## Problem
From the listing below, return each line that includes "this".

## Rows
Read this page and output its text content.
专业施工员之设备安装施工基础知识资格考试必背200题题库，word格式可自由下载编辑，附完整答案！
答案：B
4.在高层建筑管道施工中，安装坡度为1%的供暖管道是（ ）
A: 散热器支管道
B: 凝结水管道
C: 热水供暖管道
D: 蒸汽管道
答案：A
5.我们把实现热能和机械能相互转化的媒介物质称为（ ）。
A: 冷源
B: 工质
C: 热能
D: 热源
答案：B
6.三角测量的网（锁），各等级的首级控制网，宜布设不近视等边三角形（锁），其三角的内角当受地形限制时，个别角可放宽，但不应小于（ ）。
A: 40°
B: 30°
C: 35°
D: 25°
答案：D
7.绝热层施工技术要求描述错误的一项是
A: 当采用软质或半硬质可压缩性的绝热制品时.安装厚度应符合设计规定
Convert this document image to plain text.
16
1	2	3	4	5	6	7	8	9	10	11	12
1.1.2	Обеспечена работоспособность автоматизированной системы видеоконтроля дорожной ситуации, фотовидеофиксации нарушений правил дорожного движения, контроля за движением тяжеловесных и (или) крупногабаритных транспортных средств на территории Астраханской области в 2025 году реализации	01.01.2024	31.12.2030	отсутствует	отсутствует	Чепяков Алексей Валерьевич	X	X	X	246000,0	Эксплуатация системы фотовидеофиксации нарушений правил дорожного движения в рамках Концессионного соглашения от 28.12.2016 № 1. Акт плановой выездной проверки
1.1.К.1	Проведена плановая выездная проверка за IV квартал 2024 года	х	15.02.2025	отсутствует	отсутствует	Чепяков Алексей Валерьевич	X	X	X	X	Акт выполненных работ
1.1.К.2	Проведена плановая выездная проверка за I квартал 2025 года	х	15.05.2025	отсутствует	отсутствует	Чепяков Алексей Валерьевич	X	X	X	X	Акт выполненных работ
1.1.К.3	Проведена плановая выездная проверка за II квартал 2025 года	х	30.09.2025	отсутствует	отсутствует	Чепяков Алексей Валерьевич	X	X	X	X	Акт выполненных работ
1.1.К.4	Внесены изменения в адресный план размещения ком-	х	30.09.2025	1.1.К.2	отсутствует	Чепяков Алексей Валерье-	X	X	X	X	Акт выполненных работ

## Exercise response
Read this page and output its text content.
Convert this document image to plain text.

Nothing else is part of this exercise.